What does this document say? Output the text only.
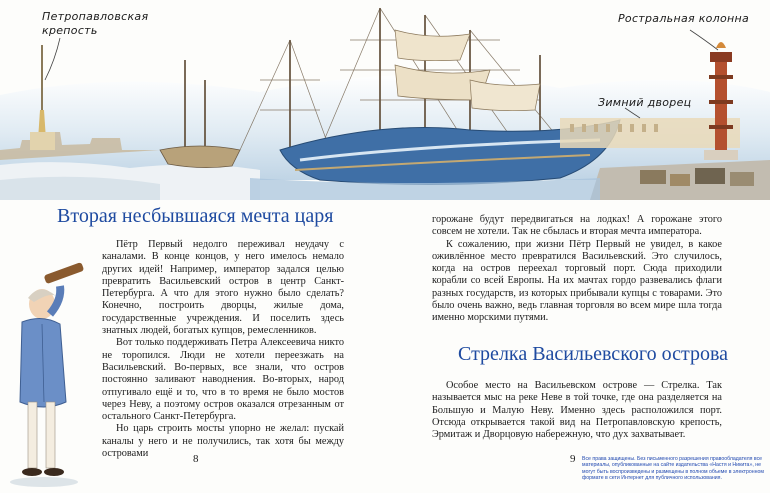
Петропавловская
крепость
Ростральная колонна
Зимний дворец
Вторая несбывшаяся мечта царя

Пётр Первый недолго переживал неудачу с каналами. В конце концов, у него имелось немало других идей! Например, император задался целью превратить Васильевский остров в центр Санкт-Петербурга. А что для этого нужно было сделать? Конечно, построить дворцы, жилые дома, государственные учреждения. И поселить здесь знатных людей, богатых купцов, ремесленников.

Вот только поддерживать Петра Алексеевича никто не торопился. Люди не хотели переезжать на Васильевский. Во-первых, все знали, что остров постоянно заливают наводнения. Во-вторых, народ отпугивало ещё и то, что в то время не было мостов через Неву, а поэтому остров оказался отрезанным от остального Санкт-Петербурга.

Но царь строить мосты упорно не желал: пускай каналы у него и не получились, так хотя бы между островами	8

горожане будут передвигаться на лодках! А горожане этого совсем не хотели. Так не сбылась и вторая мечта императора.

К сожалению, при жизни Пётр Первый не увидел, в какое оживлённое место превратился Васильевский. Это случилось, когда на остров переехал торговый порт. Сюда приходили корабли со всей Европы. На их мачтах гордо развевались флаги разных государств, из которых прибывали купцы с товарами. Это было очень важно, ведь главная торговля во всем мире шла тогда именно морскими путями.

Стрелка Васильевского острова

Особое место на Васильевском острове — Стрелка. Так называется мыс на реке Неве в той точке, где она разделяется на Большую и Малую Неву. Именно здесь расположился порт. Отсюда открывается такой вид на Петропавловскую крепость, Эрмитаж и Дворцовую набережную, что дух захватывает.

9 Все права защищены. Без письменного разрешения правообладателя все материалы, опубликованные на сайте издательства «Настя и Никита», не могут быть воспроизведены и размещены в полном объеме в электронном формате в сети Интернет для публичного использования.
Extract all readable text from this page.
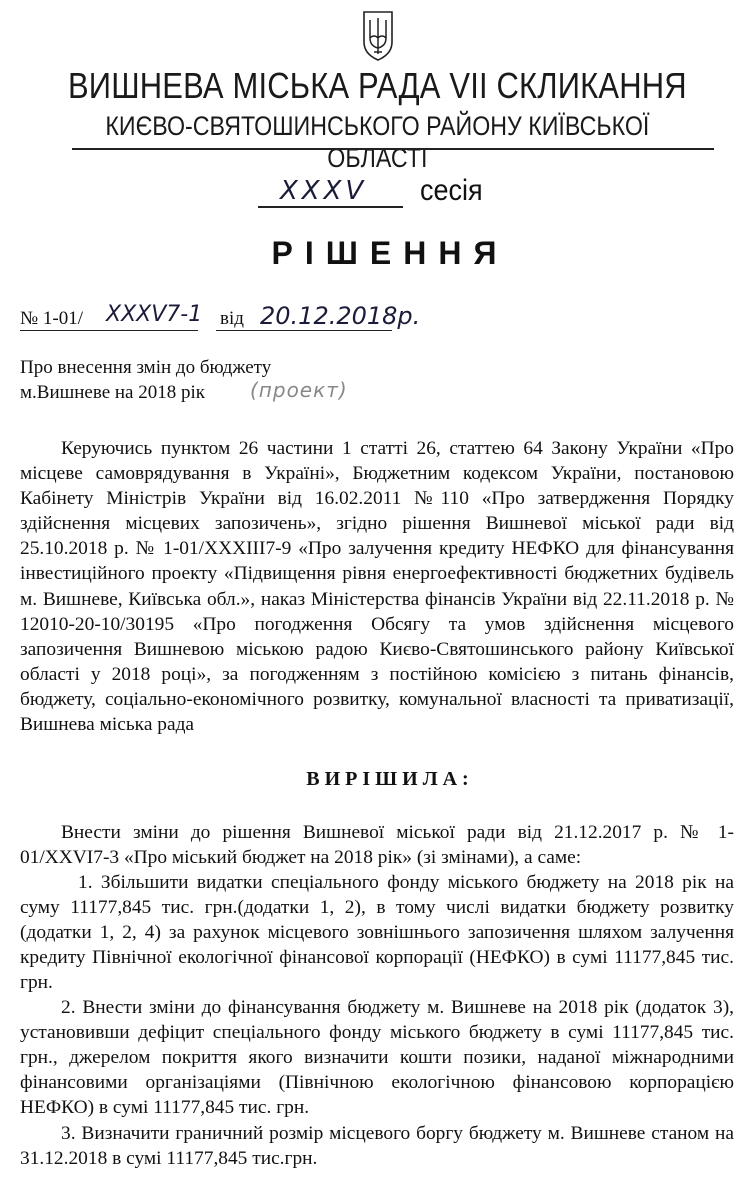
ВИШНЕВА МІСЬКА РАДА VII СКЛИКАННЯ
КИЄВО-СВЯТОШИНСЬКОГО РАЙОНУ КИЇВСЬКОЇ ОБЛАСТІ
XXXV	сесія
РІШЕННЯ
№ 1-01/ XXXV7-1 від 20.12.2018р.
Про внесення змін до бюджету
м.Вишневе на 2018 рік	(проект)
Керуючись пунктом 26 частини 1 статті 26, статтею 64 Закону України «Про місцеве самоврядування в Україні», Бюджетним кодексом України, постановою Кабінету Міністрів України від 16.02.2011 №110 «Про затвердження Порядку здійснення місцевих запозичень», згідно рішення Вишневої міської ради від 25.10.2018 р. № 1-01/XXXIII7-9 «Про залучення кредиту НЕФКО для фінансування інвестиційного проекту «Підвищення рівня енергоефективності бюджетних будівель м. Вишневе, Київська обл.», наказ Міністерства фінансів України від 22.11.2018 р. № 12010-20-10/30195 «Про погодження Обсягу та умов здійснення місцевого запозичення Вишневою міською радою Києво-Святошинського району Київської області у 2018 році», за погодженням з постійною комісією з питань фінансів, бюджету, соціально-економічного розвитку, комунальної власності та приватизації, Вишнева міська рада
ВИРІШИЛА:
Внести зміни до рішення Вишневої міської ради від 21.12.2017 р. № 1-01/XXVI7-3 «Про міський бюджет на 2018 рік» (зі змінами), а саме:
1. Збільшити видатки спеціального фонду міського бюджету на 2018 рік на суму 11177,845 тис. грн.(додатки 1, 2), в тому числі видатки бюджету розвитку (додатки 1, 2, 4) за рахунок місцевого зовнішнього запозичення шляхом залучення кредиту Північної екологічної фінансової корпорації (НЕФКО) в сумі 11177,845 тис. грн.
2. Внести зміни до фінансування бюджету м. Вишневе на 2018 рік (додаток 3), установивши дефіцит спеціального фонду міського бюджету в сумі 11177,845 тис. грн., джерелом покриття якого визначити кошти позики, наданої міжнародними фінансовими організаціями (Північною екологічною фінансовою корпорацією НЕФКО) в сумі 11177,845 тис. грн.
3. Визначити граничний розмір місцевого боргу бюджету м. Вишневе станом на 31.12.2018 в сумі 11177,845 тис.грн.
========================================
# [Instruction]
Copy out the entries verbatim and leave the images out.

# [Result]
What does this document say? Output the text only.
Петропавловская
крепость
Ростральная колонна
Зимний дворец
Вторая несбывшаяся мечта царя

Пётр Первый недолго переживал неудачу с каналами. В конце концов, у него имелось немало других идей! Например, император задался целью превратить Васильевский остров в центр Санкт-Петербурга. А что для этого нужно было сделать? Конечно, построить дворцы, жилые дома, государственные учреждения. И поселить здесь знатных людей, богатых купцов, ремесленников.

Вот только поддерживать Петра Алексеевича никто не торопился. Люди не хотели переезжать на Васильевский. Во-первых, все знали, что остров постоянно заливают наводнения. Во-вторых, народ отпугивало ещё и то, что в то время не было мостов через Неву, а поэтому остров оказался отрезанным от остального Санкт-Петербурга.

Но царь строить мосты упорно не желал: пускай каналы у него и не получились, так хотя бы между островами	8

горожане будут передвигаться на лодках! А горожане этого совсем не хотели. Так не сбылась и вторая мечта императора.

К сожалению, при жизни Пётр Первый не увидел, в какое оживлённое место превратился Васильевский. Это случилось, когда на остров переехал торговый порт. Сюда приходили корабли со всей Европы. На их мачтах гордо развевались флаги разных государств, из которых прибывали купцы с товарами. Это было очень важно, ведь главная торговля во всем мире шла тогда именно морскими путями.

Стрелка Васильевского острова

Особое место на Васильевском острове — Стрелка. Так называется мыс на реке Неве в той точке, где она разделяется на Большую и Малую Неву. Именно здесь расположился порт. Отсюда открывается такой вид на Петропавловскую крепость, Эрмитаж и Дворцовую набережную, что дух захватывает.

9 Все права защищены. Без письменного разрешения правообладателя все материалы, опубликованные на сайте издательства «Настя и Никита», не могут быть воспроизведены и размещены в полном объеме в электронном формате в сети Интернет для публичного использования.
Extract all readable text from this page.
ВИШНЕВА МІСЬКА РАДА VII СКЛИКАННЯ
КИЄВО-СВЯТОШИНСЬКОГО РАЙОНУ КИЇВСЬКОЇ ОБЛАСТІ
XXXV	сесія
РІШЕННЯ
№ 1-01/ XXXV7-1 від 20.12.2018р.
Про внесення змін до бюджету
м.Вишневе на 2018 рік	(проект)
Керуючись пунктом 26 частини 1 статті 26, статтею 64 Закону України «Про місцеве самоврядування в Україні», Бюджетним кодексом України, постановою Кабінету Міністрів України від 16.02.2011 №110 «Про затвердження Порядку здійснення місцевих запозичень», згідно рішення Вишневої міської ради від 25.10.2018 р. № 1-01/XXXIII7-9 «Про залучення кредиту НЕФКО для фінансування інвестиційного проекту «Підвищення рівня енергоефективності бюджетних будівель м. Вишневе, Київська обл.», наказ Міністерства фінансів України від 22.11.2018 р. № 12010-20-10/30195 «Про погодження Обсягу та умов здійснення місцевого запозичення Вишневою міською радою Києво-Святошинського району Київської області у 2018 році», за погодженням з постійною комісією з питань фінансів, бюджету, соціально-економічного розвитку, комунальної власності та приватизації, Вишнева міська рада
ВИРІШИЛА:
Внести зміни до рішення Вишневої міської ради від 21.12.2017 р. № 1-01/XXVI7-3 «Про міський бюджет на 2018 рік» (зі змінами), а саме:
1. Збільшити видатки спеціального фонду міського бюджету на 2018 рік на суму 11177,845 тис. грн.(додатки 1, 2), в тому числі видатки бюджету розвитку (додатки 1, 2, 4) за рахунок місцевого зовнішнього запозичення шляхом залучення кредиту Північної екологічної фінансової корпорації (НЕФКО) в сумі 11177,845 тис. грн.
2. Внести зміни до фінансування бюджету м. Вишневе на 2018 рік (додаток 3), установивши дефіцит спеціального фонду міського бюджету в сумі 11177,845 тис. грн., джерелом покриття якого визначити кошти позики, наданої міжнародними фінансовими організаціями (Північною екологічною фінансовою корпорацією НЕФКО) в сумі 11177,845 тис. грн.
3. Визначити граничний розмір місцевого боргу бюджету м. Вишневе станом на 31.12.2018 в сумі 11177,845 тис.грн.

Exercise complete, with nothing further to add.